* [Short problem]: List each line of the data that holds the word "subtitle".

** Start Entries provided **

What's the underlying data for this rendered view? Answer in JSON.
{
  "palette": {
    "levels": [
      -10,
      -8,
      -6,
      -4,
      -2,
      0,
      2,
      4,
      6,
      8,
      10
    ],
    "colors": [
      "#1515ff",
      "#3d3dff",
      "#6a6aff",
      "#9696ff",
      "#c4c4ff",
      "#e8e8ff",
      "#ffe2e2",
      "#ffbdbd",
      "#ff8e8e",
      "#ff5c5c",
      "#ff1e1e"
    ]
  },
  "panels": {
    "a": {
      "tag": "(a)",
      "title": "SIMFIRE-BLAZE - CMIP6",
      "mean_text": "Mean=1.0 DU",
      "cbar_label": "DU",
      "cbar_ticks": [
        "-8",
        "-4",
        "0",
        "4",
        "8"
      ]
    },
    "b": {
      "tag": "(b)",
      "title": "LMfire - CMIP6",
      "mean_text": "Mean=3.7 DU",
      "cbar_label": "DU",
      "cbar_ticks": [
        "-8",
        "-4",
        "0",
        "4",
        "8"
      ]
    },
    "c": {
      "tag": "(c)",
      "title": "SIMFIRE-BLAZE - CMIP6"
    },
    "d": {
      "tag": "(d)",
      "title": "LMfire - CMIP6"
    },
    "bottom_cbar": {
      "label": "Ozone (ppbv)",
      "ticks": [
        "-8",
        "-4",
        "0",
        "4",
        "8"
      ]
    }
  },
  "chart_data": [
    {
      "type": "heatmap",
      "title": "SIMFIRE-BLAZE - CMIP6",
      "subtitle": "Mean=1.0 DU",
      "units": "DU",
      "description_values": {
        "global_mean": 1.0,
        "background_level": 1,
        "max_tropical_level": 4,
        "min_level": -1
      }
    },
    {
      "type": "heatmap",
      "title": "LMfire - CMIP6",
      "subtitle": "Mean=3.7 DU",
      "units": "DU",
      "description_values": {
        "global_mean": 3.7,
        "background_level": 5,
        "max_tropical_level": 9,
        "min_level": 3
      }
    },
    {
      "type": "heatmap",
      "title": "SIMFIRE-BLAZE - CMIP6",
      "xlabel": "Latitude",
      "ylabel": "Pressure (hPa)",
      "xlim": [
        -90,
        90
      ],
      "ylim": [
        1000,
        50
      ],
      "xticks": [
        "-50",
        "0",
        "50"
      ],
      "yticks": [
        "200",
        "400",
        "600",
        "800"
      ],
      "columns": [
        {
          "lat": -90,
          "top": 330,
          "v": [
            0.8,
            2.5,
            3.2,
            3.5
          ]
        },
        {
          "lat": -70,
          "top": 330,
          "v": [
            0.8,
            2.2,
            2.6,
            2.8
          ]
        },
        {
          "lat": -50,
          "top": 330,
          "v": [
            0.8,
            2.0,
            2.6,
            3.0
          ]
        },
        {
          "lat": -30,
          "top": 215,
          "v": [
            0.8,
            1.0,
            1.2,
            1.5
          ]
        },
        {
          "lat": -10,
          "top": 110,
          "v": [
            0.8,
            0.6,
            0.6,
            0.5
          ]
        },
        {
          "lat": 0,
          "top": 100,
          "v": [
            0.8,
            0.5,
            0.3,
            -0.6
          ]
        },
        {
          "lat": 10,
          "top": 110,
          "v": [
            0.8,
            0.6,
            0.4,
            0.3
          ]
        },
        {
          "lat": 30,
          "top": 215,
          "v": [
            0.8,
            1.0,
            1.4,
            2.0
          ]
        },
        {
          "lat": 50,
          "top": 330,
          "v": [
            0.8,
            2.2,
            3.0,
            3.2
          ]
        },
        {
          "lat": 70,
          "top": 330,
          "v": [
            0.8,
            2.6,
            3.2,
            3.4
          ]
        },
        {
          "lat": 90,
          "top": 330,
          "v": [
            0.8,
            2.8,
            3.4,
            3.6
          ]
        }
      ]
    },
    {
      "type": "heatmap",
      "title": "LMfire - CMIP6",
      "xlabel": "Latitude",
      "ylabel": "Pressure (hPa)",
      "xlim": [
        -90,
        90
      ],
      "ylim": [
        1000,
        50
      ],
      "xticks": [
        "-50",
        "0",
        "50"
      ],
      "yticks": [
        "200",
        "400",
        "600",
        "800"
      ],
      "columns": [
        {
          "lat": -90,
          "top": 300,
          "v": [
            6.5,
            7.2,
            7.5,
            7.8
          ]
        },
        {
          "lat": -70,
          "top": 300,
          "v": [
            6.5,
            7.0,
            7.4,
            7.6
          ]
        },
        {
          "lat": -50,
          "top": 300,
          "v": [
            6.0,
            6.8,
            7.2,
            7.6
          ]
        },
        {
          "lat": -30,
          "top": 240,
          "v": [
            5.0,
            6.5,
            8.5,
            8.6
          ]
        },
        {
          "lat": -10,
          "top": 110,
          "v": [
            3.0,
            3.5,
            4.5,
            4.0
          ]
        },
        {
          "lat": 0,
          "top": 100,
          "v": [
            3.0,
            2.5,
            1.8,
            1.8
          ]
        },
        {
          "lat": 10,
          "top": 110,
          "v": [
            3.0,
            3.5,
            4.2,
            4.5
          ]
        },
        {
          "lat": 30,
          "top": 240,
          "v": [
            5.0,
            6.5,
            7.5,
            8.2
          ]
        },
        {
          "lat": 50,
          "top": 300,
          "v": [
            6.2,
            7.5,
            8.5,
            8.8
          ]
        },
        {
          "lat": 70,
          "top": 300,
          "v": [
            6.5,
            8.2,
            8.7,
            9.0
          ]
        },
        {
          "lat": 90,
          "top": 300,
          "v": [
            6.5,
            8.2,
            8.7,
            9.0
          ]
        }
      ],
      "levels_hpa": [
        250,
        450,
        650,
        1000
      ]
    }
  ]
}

** End Entries provided **

* [Exercise response]:
      "subtitle": "Mean=1.0 DU",
      "subtitle": "Mean=3.7 DU",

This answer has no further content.